* _Request_
Show every line where "color" occurs.

* _Data for the task_
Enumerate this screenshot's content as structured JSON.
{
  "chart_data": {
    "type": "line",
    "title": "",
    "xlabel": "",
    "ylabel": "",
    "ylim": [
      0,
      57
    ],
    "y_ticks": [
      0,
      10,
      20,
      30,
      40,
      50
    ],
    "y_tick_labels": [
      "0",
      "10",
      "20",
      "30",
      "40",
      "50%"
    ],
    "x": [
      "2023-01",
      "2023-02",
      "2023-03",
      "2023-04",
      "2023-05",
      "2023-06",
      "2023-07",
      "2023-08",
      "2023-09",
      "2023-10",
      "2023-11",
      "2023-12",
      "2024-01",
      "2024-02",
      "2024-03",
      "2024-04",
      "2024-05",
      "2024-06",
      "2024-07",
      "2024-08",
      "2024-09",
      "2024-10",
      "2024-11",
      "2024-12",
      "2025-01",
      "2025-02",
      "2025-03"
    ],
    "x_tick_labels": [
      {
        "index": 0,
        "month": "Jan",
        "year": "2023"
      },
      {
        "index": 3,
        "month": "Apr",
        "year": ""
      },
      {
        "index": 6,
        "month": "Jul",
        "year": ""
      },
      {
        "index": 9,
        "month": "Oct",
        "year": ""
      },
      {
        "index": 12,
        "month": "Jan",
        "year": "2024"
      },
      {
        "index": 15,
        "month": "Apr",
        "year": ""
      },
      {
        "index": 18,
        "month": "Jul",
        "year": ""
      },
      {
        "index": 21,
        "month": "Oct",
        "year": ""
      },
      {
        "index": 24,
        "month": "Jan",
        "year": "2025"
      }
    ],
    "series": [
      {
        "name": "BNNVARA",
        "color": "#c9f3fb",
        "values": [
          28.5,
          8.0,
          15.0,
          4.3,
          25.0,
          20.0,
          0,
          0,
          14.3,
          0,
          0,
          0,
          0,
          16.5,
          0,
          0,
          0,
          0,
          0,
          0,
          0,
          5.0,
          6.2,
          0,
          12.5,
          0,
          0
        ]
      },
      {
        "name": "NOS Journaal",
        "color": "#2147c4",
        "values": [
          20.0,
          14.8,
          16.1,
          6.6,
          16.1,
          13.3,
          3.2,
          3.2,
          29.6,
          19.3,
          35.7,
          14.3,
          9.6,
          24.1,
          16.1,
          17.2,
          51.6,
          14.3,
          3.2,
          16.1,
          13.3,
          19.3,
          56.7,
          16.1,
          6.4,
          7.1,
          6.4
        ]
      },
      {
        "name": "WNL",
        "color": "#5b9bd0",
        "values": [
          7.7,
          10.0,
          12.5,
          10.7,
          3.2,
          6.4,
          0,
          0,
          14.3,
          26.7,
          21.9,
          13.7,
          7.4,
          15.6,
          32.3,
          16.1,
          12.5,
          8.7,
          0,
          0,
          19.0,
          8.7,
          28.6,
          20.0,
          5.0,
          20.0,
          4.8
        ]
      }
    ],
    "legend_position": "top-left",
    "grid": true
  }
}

* _Result below_
        "color": "#c9f3fb",
        "color": "#2147c4",
        "color": "#5b9bd0",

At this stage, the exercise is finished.